_Reading text_.
————

The best thing to defense against users is to test agressively, as some users might want some things that are expensive to serve. Remember that users consume memory : each user session requires memory. Minimize that footprint to improve your capacity (“capacity” is the maximum throughput your system can sustain under a given workload while maintaining acceptable performance : when a transaction takes too long to execute, it means that the demand on your system exceeds its capacity).

Infrastructure

If you have little time to prepare, you can either set aside a portion of your infrastructure or provision new cloud resources to handle the promotion or traffic surge. This works only if the extraordinary traffic is directed at a portion of the system. In this case, event if the dedicated portion melts down, at least the rest of the system’s regular behavior is available. The adivce is to “pre-autoscale” by upping the configuration before the marketing event goes out.

As the number of servers grows, then a different communication strategy is needed :depending on your infrastructure, you can replace point-to-point communication with one of the following: UDP broadcasts, TCP or UDP multicast, Publish/subscribe messaging or message queues. Of course, the more complex you go, the more it comes at a serious infrastructure cost.

If you provide a service, you would expect a “normal” workload, but rather a to serve unpredictable users, with high demands at the worst moment. To improve this,

Use capacity modeling, to make sure you’re at least in the ballpark.
Don’t just test your system with your usual workloads: see what happens if you take the number of calls the front end could possibly make, double it, and direct it all against your most expensive transaction. If your system is resilient, it might slow down - event start to fail fast if it can’t process transactions within the allowed time.
If you can, use autoscaling to react to surging demand.

Databases

A dogpile can occur in several different situations :

When booting up several servers, such as after a code upgrade and restart,
When a cron job triggers at midnight (or on the hour for any hour, really),
When the configuration management system pushes out a change.

For example, Reddit faces an incident where every new instances (and the main server was just rebooted…) had their caches empty and all made the same queries to the databases, which led to a dogpile on the infrastructure. Slow responses trigger cascading failures and slow responses cause more traffic.

————

_Given information_.
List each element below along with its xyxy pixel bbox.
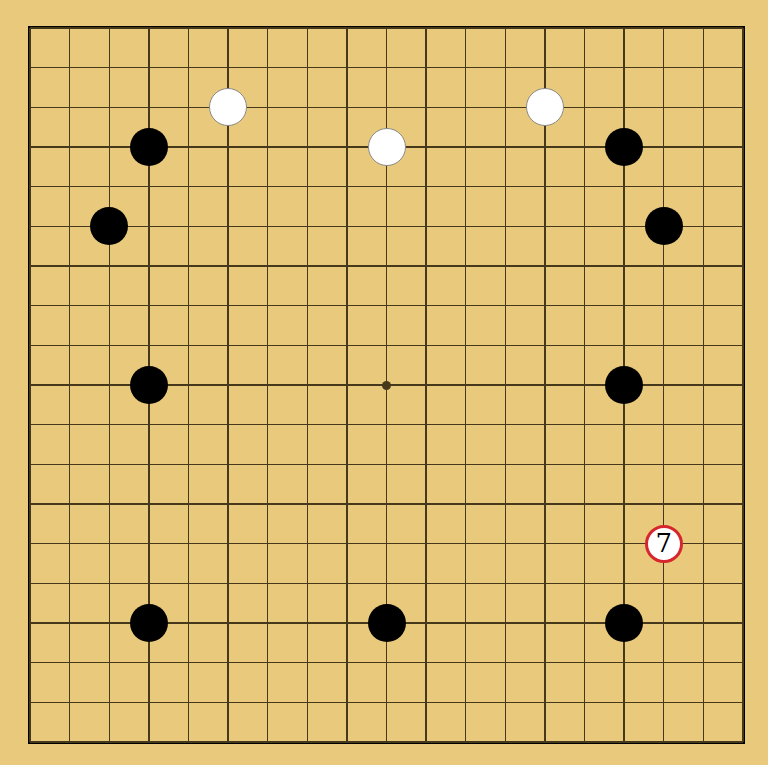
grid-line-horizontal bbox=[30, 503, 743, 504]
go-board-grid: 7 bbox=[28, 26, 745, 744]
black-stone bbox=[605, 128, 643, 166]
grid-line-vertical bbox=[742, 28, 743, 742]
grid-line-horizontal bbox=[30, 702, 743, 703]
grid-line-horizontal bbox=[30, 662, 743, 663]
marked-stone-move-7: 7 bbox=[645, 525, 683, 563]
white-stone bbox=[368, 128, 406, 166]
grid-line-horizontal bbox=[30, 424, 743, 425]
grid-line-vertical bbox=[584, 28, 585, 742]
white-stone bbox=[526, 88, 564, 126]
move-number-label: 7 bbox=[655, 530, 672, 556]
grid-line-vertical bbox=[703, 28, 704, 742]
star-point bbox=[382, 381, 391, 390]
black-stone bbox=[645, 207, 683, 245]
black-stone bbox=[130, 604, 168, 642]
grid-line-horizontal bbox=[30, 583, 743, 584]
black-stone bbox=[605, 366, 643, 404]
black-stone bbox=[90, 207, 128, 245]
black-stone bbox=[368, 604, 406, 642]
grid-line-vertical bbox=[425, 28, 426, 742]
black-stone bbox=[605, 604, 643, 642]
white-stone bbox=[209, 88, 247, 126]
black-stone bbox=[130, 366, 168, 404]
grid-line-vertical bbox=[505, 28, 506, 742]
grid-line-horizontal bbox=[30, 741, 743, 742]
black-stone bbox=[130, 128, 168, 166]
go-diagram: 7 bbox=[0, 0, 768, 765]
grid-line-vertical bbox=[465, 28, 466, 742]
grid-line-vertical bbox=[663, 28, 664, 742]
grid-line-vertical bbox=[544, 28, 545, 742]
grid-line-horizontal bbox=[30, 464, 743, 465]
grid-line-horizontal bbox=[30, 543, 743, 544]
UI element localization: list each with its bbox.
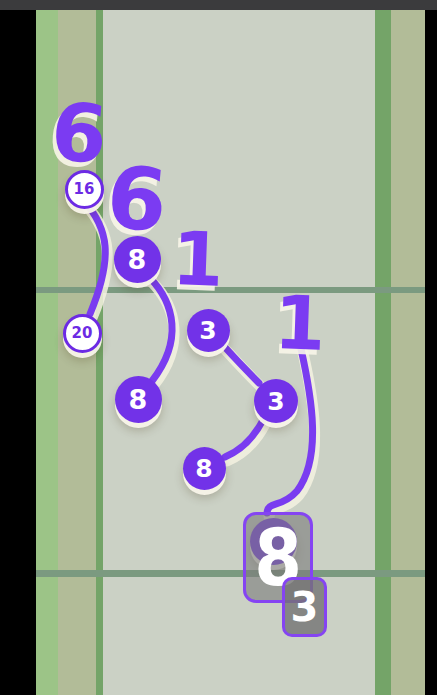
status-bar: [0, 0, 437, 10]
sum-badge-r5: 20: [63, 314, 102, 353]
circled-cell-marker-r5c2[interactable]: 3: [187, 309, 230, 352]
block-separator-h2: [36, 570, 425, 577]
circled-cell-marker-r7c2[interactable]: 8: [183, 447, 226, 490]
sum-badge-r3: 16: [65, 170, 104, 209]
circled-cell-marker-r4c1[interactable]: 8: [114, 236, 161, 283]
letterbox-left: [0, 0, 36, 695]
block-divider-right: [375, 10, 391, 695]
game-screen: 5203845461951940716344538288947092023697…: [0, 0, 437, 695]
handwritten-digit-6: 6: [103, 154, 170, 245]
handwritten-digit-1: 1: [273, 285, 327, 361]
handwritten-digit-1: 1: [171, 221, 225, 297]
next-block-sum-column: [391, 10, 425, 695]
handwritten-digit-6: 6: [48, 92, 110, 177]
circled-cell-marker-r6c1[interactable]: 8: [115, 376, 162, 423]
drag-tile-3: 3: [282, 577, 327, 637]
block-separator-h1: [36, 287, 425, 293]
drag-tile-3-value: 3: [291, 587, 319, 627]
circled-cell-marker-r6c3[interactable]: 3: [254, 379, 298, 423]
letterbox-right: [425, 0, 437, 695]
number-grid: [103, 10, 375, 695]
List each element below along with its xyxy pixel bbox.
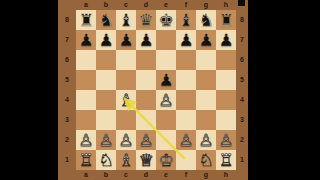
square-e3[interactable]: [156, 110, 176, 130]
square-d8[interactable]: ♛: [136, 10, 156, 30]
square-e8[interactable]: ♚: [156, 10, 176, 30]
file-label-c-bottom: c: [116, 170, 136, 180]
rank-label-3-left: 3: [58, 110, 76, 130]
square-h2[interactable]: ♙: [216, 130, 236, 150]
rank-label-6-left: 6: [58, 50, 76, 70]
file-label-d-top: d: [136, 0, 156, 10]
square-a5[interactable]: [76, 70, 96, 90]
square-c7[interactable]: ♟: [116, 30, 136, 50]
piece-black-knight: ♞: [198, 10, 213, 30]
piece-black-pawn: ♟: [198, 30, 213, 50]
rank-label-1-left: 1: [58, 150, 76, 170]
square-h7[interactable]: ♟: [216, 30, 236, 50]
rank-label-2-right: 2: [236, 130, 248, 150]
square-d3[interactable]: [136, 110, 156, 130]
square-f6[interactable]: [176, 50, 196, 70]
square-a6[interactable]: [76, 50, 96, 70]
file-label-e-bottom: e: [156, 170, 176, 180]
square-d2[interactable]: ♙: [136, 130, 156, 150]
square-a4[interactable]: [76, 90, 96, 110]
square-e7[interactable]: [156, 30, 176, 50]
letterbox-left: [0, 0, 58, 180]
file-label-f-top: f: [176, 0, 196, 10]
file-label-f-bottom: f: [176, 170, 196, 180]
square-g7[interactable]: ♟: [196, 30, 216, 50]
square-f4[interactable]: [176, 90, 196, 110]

————

_What to work on_.
A: Rewrite the text on handling traffic surges from "As the number" to "serious infrastructure cost.", swapping "point-to-point communication" for "direct server-to-server calls".
B: Write what comes next in the text on handling traffic surges, picking up after its last sentence.

_Results of the tasks_.
A:
As the number of servers grows, then a different communication strategy is needed :depending on your infrastructure, you can replace direct server-to-server calls with one of the following: UDP broadcasts, TCP or UDP multicast, Publish/subscribe messaging or message queues. Of course, the more complex you go, the more it comes at a serious infrastructure cost.

B:
Conclusions

Use realistic data volumes: typical development and test data are too small to exhibit this kind of problem. You need production-sized data sets to see what happens when your query returns a million rows that you turn into objects.
Paginate at the front end: requests should include a parameter for the first item and the count
Don’t rely on data producers: Even when you think a query will never have more than a handful of results, it could change without warning because of some other parts of the system. The only sensible numbers are “zero”, “one” and “lots”, so unless your query selects exactly one row, it has the potential to return too many.

Stability Patterns

Now that we have seen the most known antipatterns, time to analyse patterns !

Timeouts

Networks are fallible: the wire could be broken, some switch or router along the way could be broken, or the computer you are addressing could be broken. Well-placed timeouts provide fault-isolation. Handling all the possible timeouts in your code adds complexity, but if it is done well, it adds resilience. For example, if the operation failed because of any significant problem, it’s likely to fail again. Problems on network or with other servers tend to last a while, so fast-retries are very likely to fail again.

Language runtimes to use callbacks or reactive programming styles let you specify timeouts more easily.

Remember :

Apply timeouts to integration points, blocked threads and slow responses
Apply timeouts to recover from unexpected failures
Consider delayed retries.

All of these can be define with a Circuit Breaker pattern, which can be implemented in the majority of common programming languages (see https://pypi.org/project/pybreaker/).

Bulkheads

If slow responses are worse than no response, the worst case must surely be a slow failure response.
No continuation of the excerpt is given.